◆ Goal: Write out the whole listing exactly as it stands.
>> START
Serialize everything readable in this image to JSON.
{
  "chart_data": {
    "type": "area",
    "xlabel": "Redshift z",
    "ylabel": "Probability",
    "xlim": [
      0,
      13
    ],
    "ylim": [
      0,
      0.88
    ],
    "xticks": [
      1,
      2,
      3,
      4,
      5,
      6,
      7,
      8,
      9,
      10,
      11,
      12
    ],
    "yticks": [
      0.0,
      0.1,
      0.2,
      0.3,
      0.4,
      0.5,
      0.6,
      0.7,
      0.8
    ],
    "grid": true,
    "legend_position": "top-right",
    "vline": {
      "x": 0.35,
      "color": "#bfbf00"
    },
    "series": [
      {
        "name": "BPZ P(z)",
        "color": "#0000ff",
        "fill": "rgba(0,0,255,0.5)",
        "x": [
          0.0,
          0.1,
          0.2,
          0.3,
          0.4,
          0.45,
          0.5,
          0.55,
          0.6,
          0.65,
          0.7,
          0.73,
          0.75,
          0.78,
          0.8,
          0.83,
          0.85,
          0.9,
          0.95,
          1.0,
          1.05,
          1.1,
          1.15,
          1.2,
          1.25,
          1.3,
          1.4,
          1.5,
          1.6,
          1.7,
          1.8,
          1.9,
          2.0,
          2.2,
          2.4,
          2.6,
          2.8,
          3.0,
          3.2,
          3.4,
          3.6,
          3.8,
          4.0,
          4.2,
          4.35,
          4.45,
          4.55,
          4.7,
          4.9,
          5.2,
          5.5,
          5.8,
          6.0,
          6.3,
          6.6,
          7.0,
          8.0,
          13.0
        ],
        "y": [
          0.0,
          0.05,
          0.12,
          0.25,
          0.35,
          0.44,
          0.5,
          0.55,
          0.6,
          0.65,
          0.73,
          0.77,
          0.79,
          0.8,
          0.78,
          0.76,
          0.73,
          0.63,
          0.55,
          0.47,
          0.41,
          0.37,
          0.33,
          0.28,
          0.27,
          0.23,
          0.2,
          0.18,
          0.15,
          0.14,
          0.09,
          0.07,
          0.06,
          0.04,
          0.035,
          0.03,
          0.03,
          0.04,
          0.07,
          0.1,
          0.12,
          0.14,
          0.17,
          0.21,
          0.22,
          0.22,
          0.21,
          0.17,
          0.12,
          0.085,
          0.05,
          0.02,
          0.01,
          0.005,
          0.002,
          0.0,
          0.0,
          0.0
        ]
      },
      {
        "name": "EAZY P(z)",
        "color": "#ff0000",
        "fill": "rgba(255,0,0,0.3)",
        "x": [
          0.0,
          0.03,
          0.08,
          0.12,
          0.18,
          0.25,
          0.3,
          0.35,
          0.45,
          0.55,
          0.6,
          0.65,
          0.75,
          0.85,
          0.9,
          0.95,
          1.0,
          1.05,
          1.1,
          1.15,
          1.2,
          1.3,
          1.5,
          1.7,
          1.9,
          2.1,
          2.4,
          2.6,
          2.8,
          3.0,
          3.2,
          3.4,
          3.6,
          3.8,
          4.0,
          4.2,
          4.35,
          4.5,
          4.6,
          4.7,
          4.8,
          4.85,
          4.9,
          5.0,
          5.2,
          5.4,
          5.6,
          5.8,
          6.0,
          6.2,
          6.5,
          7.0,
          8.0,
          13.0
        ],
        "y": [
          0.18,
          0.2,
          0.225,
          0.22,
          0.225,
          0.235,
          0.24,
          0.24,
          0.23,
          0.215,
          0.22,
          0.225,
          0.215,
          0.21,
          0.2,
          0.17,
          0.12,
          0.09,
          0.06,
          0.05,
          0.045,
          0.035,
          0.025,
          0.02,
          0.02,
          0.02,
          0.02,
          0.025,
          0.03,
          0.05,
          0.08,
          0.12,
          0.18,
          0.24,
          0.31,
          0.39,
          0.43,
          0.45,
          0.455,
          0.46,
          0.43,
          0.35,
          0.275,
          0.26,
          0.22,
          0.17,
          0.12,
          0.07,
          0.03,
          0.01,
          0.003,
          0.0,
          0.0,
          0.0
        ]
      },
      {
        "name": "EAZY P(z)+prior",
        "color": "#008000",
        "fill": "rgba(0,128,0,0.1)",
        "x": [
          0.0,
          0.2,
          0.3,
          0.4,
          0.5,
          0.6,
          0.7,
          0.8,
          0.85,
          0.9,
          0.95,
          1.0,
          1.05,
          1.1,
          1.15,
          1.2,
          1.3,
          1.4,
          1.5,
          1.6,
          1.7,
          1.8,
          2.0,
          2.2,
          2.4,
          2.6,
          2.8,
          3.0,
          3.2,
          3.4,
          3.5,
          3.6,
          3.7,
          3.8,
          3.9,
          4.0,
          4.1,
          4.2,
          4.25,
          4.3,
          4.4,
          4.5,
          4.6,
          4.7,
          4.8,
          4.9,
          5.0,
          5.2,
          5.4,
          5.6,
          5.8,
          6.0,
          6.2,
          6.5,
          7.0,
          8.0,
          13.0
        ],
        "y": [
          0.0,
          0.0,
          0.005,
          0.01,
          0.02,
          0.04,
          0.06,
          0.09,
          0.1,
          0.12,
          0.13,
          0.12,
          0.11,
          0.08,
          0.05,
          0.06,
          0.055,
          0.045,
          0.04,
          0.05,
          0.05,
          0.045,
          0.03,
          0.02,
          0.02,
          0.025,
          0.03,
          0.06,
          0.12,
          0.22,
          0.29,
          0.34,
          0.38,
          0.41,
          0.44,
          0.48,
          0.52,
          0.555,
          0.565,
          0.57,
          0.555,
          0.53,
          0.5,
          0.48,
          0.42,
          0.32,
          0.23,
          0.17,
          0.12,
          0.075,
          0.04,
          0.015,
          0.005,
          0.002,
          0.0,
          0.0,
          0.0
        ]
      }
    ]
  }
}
>> END
◆ Response below:
Serialize everything readable in this image to JSON.
{
  "chart_data": {
    "type": "area",
    "xlabel": "Redshift z",
    "ylabel": "Probability",
    "xlim": [
      0,
      13
    ],
    "ylim": [
      0,
      0.88
    ],
    "xticks": [
      1,
      2,
      3,
      4,
      5,
      6,
      7,
      8,
      9,
      10,
      11,
      12
    ],
    "yticks": [
      0.0,
      0.1,
      0.2,
      0.3,
      0.4,
      0.5,
      0.6,
      0.7,
      0.8
    ],
    "grid": true,
    "legend_position": "top-right",
    "vline": {
      "x": 0.35,
      "color": "#bfbf00"
    },
    "series": [
      {
        "name": "BPZ P(z)",
        "color": "#0000ff",
        "fill": "rgba(0,0,255,0.5)",
        "x": [
          0.0,
          0.1,
          0.2,
          0.3,
          0.4,
          0.45,
          0.5,
          0.55,
          0.6,
          0.65,
          0.7,
          0.73,
          0.75,
          0.78,
          0.8,
          0.83,
          0.85,
          0.9,
          0.95,
          1.0,
          1.05,
          1.1,
          1.15,
          1.2,
          1.25,
          1.3,
          1.4,
          1.5,
          1.6,
          1.7,
          1.8,
          1.9,
          2.0,
          2.2,
          2.4,
          2.6,
          2.8,
          3.0,
          3.2,
          3.4,
          3.6,
          3.8,
          4.0,
          4.2,
          4.35,
          4.45,
          4.55,
          4.7,
          4.9,
          5.2,
          5.5,
          5.8,
          6.0,
          6.3,
          6.6,
          7.0,
          8.0,
          13.0
        ],
        "y": [
          0.0,
          0.05,
          0.12,
          0.25,
          0.35,
          0.44,
          0.5,
          0.55,
          0.6,
          0.65,
          0.73,
          0.77,
          0.79,
          0.8,
          0.78,
          0.76,
          0.73,
          0.63,
          0.55,
          0.47,
          0.41,
          0.37,
          0.33,
          0.28,
          0.27,
          0.23,
          0.2,
          0.18,
          0.15,
          0.14,
          0.09,
          0.07,
          0.06,
          0.04,
          0.035,
          0.03,
          0.03,
          0.04,
          0.07,
          0.1,
          0.12,
          0.14,
          0.17,
          0.21,
          0.22,
          0.22,
          0.21,
          0.17,
          0.12,
          0.085,
          0.05,
          0.02,
          0.01,
          0.005,
          0.002,
          0.0,
          0.0,
          0.0
        ]
      },
      {
        "name": "EAZY P(z)",
        "color": "#ff0000",
        "fill": "rgba(255,0,0,0.3)",
        "x": [
          0.0,
          0.03,
          0.08,
          0.12,
          0.18,
          0.25,
          0.3,
          0.35,
          0.45,
          0.55,
          0.6,
          0.65,
          0.75,
          0.85,
          0.9,
          0.95,
          1.0,
          1.05,
          1.1,
          1.15,
          1.2,
          1.3,
          1.5,
          1.7,
          1.9,
          2.1,
          2.4,
          2.6,
          2.8,
          3.0,
          3.2,
          3.4,
          3.6,
          3.8,
          4.0,
          4.2,
          4.35,
          4.5,
          4.6,
          4.7,
          4.8,
          4.85,
          4.9,
          5.0,
          5.2,
          5.4,
          5.6,
          5.8,
          6.0,
          6.2,
          6.5,
          7.0,
          8.0,
          13.0
        ],
        "y": [
          0.18,
          0.2,
          0.225,
          0.22,
          0.225,
          0.235,
          0.24,
          0.24,
          0.23,
          0.215,
          0.22,
          0.225,
          0.215,
          0.21,
          0.2,
          0.17,
          0.12,
          0.09,
          0.06,
          0.05,
          0.045,
          0.035,
          0.025,
          0.02,
          0.02,
          0.02,
          0.02,
          0.025,
          0.03,
          0.05,
          0.08,
          0.12,
          0.18,
          0.24,
          0.31,
          0.39,
          0.43,
          0.45,
          0.455,
          0.46,
          0.43,
          0.35,
          0.275,
          0.26,
          0.22,
          0.17,
          0.12,
          0.07,
          0.03,
          0.01,
          0.003,
          0.0,
          0.0,
          0.0
        ]
      },
      {
        "name": "EAZY P(z)+prior",
        "color": "#008000",
        "fill": "rgba(0,128,0,0.1)",
        "x": [
          0.0,
          0.2,
          0.3,
          0.4,
          0.5,
          0.6,
          0.7,
          0.8,
          0.85,
          0.9,
          0.95,
          1.0,
          1.05,
          1.1,
          1.15,
          1.2,
          1.3,
          1.4,
          1.5,
          1.6,
          1.7,
          1.8,
          2.0,
          2.2,
          2.4,
          2.6,
          2.8,
          3.0,
          3.2,
          3.4,
          3.5,
          3.6,
          3.7,
          3.8,
          3.9,
          4.0,
          4.1,
          4.2,
          4.25,
          4.3,
          4.4,
          4.5,
          4.6,
          4.7,
          4.8,
          4.9,
          5.0,
          5.2,
          5.4,
          5.6,
          5.8,
          6.0,
          6.2,
          6.5,
          7.0,
          8.0,
          13.0
        ],
        "y": [
          0.0,
          0.0,
          0.005,
          0.01,
          0.02,
          0.04,
          0.06,
          0.09,
          0.1,
          0.12,
          0.13,
          0.12,
          0.11,
          0.08,
          0.05,
          0.06,
          0.055,
          0.045,
          0.04,
          0.05,
          0.05,
          0.045,
          0.03,
          0.02,
          0.02,
          0.025,
          0.03,
          0.06,
          0.12,
          0.22,
          0.29,
          0.34,
          0.38,
          0.41,
          0.44,
          0.48,
          0.52,
          0.555,
          0.565,
          0.57,
          0.555,
          0.53,
          0.5,
          0.48,
          0.42,
          0.32,
          0.23,
          0.17,
          0.12,
          0.075,
          0.04,
          0.015,
          0.005,
          0.002,
          0.0,
          0.0,
          0.0
        ]
      }
    ]
  }
}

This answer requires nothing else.